Exercise aim.
Lines holding the string "ventilación" are the ones to copy; find them all in the data.

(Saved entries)
/---
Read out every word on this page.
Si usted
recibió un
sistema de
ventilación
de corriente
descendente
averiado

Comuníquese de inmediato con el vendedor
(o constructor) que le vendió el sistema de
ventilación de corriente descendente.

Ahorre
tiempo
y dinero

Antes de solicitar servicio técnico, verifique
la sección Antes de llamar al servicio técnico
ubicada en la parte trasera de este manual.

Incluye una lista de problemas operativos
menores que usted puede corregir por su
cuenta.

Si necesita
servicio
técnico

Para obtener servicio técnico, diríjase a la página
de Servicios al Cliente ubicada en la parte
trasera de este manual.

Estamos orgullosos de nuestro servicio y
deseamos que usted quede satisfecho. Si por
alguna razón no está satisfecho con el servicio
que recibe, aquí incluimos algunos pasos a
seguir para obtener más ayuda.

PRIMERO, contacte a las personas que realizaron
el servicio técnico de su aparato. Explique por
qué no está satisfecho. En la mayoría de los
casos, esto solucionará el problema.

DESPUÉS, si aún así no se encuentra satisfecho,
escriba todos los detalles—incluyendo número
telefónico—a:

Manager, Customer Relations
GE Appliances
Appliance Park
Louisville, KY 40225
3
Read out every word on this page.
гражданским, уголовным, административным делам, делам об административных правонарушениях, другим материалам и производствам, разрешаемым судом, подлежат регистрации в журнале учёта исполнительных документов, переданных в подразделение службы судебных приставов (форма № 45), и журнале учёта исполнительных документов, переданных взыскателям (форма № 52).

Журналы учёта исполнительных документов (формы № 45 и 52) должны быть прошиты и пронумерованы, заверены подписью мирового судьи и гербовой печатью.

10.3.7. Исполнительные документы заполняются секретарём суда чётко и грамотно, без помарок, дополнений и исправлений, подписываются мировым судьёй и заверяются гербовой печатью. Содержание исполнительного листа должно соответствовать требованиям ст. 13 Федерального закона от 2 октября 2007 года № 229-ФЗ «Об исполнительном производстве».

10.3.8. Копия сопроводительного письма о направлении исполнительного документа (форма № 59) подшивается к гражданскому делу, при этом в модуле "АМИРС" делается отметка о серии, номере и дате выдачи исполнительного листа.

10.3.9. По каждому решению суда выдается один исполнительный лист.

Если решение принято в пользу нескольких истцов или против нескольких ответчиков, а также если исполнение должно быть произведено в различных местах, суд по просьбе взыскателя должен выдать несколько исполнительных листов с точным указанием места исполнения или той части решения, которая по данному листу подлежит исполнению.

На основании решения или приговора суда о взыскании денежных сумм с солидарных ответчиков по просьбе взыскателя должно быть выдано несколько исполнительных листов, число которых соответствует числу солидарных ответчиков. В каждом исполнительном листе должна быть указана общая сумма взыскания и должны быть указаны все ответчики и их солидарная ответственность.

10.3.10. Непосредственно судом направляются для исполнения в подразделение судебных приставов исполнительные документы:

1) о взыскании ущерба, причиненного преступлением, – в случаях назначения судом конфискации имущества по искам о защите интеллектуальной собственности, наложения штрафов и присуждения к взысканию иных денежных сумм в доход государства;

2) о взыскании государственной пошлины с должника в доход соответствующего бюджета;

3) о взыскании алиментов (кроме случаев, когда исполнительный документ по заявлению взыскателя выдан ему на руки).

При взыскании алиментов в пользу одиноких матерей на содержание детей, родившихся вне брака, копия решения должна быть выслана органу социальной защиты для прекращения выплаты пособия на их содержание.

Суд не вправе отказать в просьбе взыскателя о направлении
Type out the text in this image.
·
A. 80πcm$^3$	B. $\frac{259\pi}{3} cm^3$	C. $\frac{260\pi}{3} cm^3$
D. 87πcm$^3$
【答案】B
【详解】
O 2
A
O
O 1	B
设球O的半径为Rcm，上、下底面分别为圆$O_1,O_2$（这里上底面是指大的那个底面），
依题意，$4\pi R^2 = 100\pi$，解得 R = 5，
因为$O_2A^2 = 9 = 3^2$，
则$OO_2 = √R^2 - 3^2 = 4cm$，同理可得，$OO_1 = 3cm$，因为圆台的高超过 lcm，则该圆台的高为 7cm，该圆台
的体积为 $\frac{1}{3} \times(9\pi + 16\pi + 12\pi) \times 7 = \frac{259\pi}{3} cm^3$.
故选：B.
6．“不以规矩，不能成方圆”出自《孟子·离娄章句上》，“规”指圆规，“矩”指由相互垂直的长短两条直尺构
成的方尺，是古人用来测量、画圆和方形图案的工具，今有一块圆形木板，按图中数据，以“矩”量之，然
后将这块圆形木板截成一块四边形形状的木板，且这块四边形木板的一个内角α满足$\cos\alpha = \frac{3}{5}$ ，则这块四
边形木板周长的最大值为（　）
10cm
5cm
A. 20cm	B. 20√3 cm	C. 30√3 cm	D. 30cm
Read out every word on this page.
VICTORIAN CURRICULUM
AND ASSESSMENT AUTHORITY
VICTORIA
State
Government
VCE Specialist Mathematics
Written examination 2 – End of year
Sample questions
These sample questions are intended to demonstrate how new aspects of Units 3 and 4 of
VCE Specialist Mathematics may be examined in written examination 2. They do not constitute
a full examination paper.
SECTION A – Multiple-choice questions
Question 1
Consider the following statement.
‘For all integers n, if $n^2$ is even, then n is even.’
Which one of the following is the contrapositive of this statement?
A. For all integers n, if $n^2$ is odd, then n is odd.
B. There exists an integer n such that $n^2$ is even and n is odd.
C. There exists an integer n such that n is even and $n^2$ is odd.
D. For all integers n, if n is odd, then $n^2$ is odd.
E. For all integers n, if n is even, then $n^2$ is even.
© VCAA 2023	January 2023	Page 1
\---
Reply.
ventilación
ventilación de corriente descendente.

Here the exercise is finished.